### Texte cité
Je vous dirais que nous avons maintenant accumulé 20 années d’expérience nous permettant de savoir qu’un mouvement à la baisse des prix est tout à fait possible — davantage possible même que ce que nous aurions pu imaginer en 1990 lorsque ce processus s’est enclenché. La nécessité de s’adapter à la volatilité des prix ne m’apparaît pas être un argument aussi probant qu’il a pu l’être en 1990.
C’est donc le premier facteur.
Deuxièmement, je pense que nous avons vraiment bénéficié du degré de certitude que nous procurent des prix variables dans une fourchette de 1 % à 3 %, le tout grâce à cette cible de 2 % établie depuis maintenant 30 ans. Pour nos finances publiques, c’est un atout qui a énormément de valeur.
Si l’on perd cet atout, si les gens ne savent plus trop trop à quoi s’en tenir quant à la situation qui va prévaloir, que ce soit dans les négociations collectives ou dans les pourparlers entre fournisseurs et commerçants, alors on se retrouve avec une économie qui ne fonctionne tout simplement pas aussi bien. C’est également néfaste pour le bon fonctionnement de l’économie de marché.
En dernière analyse, j’en viens à affirmer assez catégoriquement que, considérant la situation actuelle de même que notre point de départ, il est vraiment important de maintenir une cible de 2 %, et que toutes les améliorations à court terme pouvant découler d’une modification de cette cible sont très loin de faire le poids devant les conséquences négatives à long terme.
Le sénateur Gignac : Dans un tel contexte, quel sera le rôle de notre politique financière publique? Êtes-vous favorable à l’établissement de cibles budgétaires? Il y a quelques années, le ratio dette-PIB était utilisé à cette fin, et il n’y a désormais plus de cible semblable. Pensez-vous que c’est une bonne chose? Est‑il bénéfique pour notre politique monétaire de pouvoir s’appuyer sur une politique financière assortie de cibles?
M. Dodge : C’est certainement une bonne chose. Quant à savoir quelles devraient être les cibles en question, on peut toujours en débattre.
La présidente : Que suggérez-vous?

### Consigne 1
Dans les entrées, mettez à jour les lignes allant de celle qui contient "504, 846, 524]" à celle qui contient "287, 61, 301]", s'il vous plaît, en y remplaçant "pszDir" par "pszFolder", sans rien changer d'autre. Ne renvoyez que ces lignes.
Le texte cité et les entrées proviennent de sources distinctes.

### Entrées

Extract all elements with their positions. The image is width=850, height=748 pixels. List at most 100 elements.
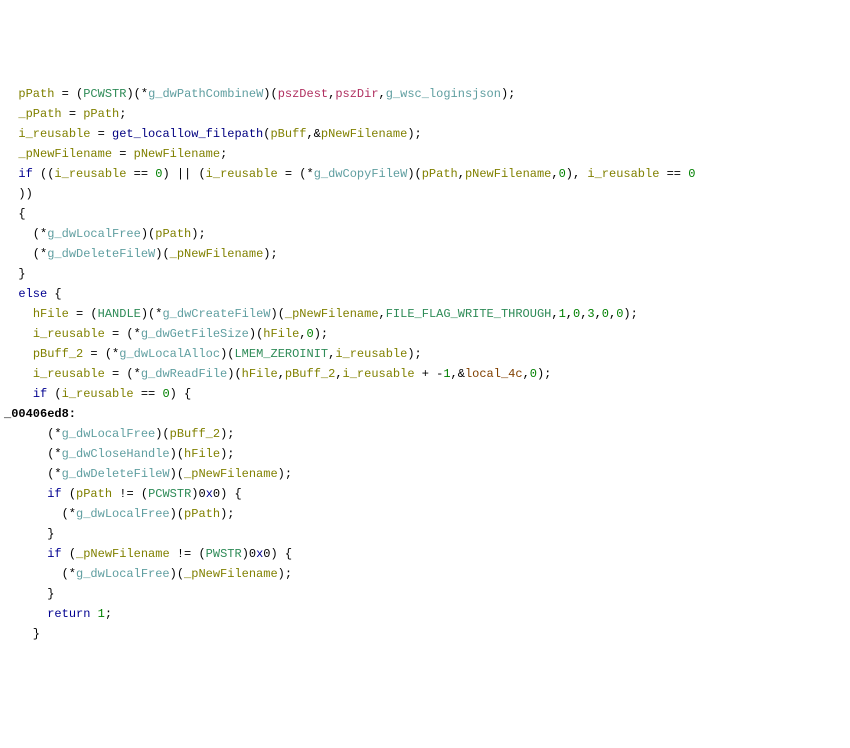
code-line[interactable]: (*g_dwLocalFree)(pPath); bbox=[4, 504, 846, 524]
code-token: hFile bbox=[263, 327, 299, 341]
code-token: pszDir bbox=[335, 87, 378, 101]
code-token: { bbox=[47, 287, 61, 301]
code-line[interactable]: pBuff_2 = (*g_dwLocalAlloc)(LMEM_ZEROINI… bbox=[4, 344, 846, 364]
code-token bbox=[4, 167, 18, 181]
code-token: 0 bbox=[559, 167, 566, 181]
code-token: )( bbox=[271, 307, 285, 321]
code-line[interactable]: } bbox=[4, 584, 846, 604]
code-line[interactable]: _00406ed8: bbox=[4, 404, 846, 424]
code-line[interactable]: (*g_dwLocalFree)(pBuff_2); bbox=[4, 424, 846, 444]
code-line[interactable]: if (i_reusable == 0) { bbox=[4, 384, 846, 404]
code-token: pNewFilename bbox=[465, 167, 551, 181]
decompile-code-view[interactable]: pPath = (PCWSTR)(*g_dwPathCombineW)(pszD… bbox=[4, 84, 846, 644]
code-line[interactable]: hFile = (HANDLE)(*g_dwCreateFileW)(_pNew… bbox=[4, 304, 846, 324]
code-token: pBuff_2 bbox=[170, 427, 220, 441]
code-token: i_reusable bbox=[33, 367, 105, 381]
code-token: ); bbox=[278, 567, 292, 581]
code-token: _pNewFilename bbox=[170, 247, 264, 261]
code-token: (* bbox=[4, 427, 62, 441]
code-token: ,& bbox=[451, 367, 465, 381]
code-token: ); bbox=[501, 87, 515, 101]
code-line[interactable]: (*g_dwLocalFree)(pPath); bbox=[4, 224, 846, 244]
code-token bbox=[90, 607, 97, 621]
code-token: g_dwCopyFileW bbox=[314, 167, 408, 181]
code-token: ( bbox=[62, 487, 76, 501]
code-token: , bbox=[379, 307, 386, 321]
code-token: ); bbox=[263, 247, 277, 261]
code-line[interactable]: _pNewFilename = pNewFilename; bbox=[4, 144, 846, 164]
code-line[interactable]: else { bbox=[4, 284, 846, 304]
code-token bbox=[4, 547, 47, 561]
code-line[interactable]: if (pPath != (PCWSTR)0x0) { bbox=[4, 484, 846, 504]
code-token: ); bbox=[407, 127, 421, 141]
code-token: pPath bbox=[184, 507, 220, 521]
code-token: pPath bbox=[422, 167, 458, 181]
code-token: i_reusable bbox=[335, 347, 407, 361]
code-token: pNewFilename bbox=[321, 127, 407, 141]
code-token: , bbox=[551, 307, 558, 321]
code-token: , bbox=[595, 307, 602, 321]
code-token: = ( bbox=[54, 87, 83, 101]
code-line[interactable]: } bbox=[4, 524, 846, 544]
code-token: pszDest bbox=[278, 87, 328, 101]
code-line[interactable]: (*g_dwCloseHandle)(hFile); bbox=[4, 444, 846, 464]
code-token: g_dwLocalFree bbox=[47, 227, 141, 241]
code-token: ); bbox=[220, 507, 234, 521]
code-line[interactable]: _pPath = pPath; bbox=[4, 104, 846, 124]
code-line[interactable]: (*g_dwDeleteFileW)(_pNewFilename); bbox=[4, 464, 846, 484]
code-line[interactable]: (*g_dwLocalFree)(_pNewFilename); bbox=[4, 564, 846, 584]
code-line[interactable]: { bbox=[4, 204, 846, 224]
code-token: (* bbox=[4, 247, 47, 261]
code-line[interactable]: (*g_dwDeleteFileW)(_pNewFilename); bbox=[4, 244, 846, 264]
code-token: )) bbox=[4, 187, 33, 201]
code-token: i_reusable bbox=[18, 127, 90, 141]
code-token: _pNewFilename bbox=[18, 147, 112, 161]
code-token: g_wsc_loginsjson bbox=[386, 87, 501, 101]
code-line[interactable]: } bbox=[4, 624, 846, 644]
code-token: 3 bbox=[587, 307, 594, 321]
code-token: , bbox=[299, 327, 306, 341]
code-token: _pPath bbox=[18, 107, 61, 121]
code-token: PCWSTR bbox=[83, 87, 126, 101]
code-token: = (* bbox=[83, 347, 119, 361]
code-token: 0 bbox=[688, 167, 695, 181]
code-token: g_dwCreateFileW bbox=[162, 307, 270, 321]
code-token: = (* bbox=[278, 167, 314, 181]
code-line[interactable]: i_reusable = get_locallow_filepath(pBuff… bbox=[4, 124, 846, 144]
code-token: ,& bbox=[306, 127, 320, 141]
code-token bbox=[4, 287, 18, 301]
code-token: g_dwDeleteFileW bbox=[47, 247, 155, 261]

### Consigne 2
Pour chacune des affirmations suivantes, indiquez si elle concorde avec l'extrait sur la cible de 2 %, en citant les mots décisifs du texte : (a) la cible de 2 % est en place depuis 30 ans ; (b) une cible fondée sur le ratio dette-PIB est encore en vigueur ; (c) M. Dodge juge néfaste que la politique financière soit assortie de cibles.

### Réponse attendue 1
code-line[interactable]: (*g_dwLocalFree)(pPath); bbox=[4, 504, 846, 524]
code-token: hFile bbox=[263, 327, 299, 341]
code-token: pszFolder bbox=[335, 87, 378, 101]
code-token: { bbox=[47, 287, 61, 301]

### Réponse attendue 2
(a) Oui : « cette cible de 2 % établie depuis maintenant 30 ans ».
(b) Non : « il n’y a désormais plus de cible semblable ».
(c) Non : « C’est certainement une bonne chose. »